[Begin]

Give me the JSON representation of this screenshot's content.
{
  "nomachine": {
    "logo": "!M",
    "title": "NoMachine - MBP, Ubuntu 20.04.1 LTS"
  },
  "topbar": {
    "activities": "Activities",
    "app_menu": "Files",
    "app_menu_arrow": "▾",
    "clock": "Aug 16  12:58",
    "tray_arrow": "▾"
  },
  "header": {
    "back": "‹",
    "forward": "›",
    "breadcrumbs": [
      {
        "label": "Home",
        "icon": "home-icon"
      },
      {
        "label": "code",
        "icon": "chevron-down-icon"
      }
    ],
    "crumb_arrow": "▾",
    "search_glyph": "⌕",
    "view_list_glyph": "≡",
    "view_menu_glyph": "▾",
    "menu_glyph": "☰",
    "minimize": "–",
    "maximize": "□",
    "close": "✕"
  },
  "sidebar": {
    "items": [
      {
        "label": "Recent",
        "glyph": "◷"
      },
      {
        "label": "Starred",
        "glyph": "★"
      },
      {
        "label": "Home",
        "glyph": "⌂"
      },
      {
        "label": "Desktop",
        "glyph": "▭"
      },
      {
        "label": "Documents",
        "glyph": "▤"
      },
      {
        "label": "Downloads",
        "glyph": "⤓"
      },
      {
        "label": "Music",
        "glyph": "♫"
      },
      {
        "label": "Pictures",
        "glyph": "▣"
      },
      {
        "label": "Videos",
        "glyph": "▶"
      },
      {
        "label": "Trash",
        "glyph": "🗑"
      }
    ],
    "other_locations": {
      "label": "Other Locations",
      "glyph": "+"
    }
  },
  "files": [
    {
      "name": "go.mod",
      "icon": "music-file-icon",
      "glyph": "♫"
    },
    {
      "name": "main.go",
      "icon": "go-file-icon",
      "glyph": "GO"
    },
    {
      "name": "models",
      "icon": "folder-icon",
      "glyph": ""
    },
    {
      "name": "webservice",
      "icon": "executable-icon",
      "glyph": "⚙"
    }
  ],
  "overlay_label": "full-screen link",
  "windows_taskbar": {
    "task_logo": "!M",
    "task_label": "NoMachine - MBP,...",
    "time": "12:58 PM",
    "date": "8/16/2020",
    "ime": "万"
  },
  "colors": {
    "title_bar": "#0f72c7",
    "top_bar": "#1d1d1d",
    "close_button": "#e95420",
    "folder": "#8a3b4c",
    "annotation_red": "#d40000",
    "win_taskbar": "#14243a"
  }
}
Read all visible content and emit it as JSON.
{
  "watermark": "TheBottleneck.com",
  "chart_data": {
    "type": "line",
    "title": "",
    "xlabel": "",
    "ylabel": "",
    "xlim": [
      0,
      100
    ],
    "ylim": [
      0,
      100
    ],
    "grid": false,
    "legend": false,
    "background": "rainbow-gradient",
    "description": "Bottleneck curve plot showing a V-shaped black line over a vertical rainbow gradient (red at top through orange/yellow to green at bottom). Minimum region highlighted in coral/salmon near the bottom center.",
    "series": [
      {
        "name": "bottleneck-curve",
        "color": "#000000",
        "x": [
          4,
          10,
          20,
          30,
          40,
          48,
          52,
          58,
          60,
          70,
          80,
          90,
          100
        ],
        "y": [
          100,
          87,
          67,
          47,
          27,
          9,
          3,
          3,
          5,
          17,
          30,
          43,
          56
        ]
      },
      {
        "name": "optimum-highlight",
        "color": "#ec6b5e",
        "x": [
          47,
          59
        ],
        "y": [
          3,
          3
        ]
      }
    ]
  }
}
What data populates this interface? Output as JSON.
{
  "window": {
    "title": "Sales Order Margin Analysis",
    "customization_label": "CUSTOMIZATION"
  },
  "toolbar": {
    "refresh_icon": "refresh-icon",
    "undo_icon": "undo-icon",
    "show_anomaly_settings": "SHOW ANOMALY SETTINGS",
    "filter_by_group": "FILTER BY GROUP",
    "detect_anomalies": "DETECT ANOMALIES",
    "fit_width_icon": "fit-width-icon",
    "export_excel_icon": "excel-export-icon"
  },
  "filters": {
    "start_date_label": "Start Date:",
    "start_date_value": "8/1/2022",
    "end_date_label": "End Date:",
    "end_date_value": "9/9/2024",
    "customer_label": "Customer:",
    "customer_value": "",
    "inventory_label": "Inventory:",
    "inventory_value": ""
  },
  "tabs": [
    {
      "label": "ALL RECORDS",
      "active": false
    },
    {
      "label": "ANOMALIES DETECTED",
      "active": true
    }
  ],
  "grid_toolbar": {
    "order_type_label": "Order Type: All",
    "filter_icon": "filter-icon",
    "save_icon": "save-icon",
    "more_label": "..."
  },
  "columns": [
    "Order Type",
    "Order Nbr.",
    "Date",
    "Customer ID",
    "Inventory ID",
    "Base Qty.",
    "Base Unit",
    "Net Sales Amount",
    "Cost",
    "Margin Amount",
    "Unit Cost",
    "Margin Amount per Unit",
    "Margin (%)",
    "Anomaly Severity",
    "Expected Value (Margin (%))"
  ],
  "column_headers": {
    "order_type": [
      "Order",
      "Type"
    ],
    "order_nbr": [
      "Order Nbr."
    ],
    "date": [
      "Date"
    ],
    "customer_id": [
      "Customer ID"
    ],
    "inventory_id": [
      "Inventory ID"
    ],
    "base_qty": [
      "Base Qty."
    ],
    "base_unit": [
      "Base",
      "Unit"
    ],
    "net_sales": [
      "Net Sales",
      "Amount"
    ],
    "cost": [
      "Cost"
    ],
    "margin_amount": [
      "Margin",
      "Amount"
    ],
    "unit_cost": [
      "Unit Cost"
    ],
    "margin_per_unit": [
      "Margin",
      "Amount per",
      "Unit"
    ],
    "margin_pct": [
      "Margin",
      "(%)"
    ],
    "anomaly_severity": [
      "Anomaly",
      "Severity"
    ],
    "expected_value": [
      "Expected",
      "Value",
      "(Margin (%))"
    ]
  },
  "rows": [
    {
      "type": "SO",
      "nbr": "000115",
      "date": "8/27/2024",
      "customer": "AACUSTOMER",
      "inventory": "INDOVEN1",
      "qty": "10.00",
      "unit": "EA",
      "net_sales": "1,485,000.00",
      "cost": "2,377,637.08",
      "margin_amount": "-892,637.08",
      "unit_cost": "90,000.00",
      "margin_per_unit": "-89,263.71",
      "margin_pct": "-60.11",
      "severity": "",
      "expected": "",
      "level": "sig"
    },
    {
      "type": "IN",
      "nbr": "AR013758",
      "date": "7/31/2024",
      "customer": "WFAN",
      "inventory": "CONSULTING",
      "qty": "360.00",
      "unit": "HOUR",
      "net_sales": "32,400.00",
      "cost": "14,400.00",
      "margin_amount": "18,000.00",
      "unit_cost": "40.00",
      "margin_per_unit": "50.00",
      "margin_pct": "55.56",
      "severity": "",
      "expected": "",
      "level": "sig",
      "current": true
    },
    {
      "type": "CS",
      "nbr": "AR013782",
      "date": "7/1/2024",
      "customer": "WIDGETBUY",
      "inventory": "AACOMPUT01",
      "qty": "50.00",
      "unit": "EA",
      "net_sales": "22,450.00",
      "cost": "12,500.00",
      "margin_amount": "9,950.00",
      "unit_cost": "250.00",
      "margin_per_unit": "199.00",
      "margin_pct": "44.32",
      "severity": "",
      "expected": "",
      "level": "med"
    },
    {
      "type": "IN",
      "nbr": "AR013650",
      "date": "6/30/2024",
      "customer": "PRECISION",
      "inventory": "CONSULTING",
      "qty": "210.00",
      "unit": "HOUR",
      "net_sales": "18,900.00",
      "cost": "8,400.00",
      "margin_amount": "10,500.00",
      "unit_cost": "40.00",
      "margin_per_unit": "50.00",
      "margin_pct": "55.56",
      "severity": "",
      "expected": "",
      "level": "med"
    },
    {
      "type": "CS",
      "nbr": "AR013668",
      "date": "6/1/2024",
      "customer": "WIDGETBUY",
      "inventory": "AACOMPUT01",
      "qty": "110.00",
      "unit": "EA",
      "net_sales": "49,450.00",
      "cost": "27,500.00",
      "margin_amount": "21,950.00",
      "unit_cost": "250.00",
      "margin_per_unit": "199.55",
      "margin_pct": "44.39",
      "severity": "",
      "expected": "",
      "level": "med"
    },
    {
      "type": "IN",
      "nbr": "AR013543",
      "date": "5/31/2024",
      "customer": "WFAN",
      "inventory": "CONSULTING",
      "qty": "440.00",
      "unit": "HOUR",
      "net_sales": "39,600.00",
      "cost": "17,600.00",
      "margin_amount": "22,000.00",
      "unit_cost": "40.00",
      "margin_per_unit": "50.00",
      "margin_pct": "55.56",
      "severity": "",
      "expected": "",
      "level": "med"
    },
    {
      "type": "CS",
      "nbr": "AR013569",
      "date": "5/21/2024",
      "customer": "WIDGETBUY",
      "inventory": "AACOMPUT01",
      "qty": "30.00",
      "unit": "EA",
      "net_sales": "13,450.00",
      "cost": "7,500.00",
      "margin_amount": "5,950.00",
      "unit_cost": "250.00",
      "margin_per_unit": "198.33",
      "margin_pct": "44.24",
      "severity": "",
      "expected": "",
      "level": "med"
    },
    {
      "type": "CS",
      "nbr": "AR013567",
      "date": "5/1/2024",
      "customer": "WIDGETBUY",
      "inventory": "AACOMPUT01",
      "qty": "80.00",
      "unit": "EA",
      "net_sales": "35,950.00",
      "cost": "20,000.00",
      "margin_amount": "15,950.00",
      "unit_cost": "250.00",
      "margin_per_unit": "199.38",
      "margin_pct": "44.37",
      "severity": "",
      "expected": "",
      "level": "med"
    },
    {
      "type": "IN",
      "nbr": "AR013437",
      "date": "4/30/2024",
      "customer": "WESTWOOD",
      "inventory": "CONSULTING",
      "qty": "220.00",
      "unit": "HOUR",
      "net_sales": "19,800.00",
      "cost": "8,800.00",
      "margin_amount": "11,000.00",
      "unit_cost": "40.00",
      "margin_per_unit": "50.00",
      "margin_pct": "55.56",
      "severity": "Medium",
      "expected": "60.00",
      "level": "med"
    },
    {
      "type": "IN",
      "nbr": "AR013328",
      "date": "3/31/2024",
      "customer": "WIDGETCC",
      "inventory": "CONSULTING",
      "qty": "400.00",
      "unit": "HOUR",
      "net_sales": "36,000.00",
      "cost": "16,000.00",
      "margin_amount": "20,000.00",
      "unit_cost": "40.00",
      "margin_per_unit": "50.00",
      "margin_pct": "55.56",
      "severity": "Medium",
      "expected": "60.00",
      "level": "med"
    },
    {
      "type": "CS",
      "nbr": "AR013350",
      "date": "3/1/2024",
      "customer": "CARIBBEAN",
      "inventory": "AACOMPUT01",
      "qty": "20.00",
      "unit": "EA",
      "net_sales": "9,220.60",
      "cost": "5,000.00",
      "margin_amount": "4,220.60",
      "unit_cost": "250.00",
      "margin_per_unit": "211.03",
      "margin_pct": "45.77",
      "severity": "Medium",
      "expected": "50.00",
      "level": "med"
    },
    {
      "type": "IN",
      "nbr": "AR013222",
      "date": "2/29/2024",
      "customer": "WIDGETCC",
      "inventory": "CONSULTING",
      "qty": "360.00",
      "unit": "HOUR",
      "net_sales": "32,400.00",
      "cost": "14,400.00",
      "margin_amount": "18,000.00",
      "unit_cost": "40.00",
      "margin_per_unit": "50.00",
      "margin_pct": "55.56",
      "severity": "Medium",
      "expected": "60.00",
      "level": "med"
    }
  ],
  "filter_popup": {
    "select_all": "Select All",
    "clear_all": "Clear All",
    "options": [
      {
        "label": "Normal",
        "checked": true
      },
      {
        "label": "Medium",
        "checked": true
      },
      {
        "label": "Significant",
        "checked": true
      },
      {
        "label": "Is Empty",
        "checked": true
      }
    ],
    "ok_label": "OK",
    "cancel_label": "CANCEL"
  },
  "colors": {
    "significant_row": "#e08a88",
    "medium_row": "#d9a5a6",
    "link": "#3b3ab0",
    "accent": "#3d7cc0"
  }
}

[End]

_SET EXERCISE_:
Copy every line in the listing above where the string "name" turns up.

_TASK ANSWER_:
      "name": "go.mod",
      "name": "main.go",
      "name": "models",
      "name": "webservice",
        "name": "bottleneck-curve",
        "name": "optimum-highlight",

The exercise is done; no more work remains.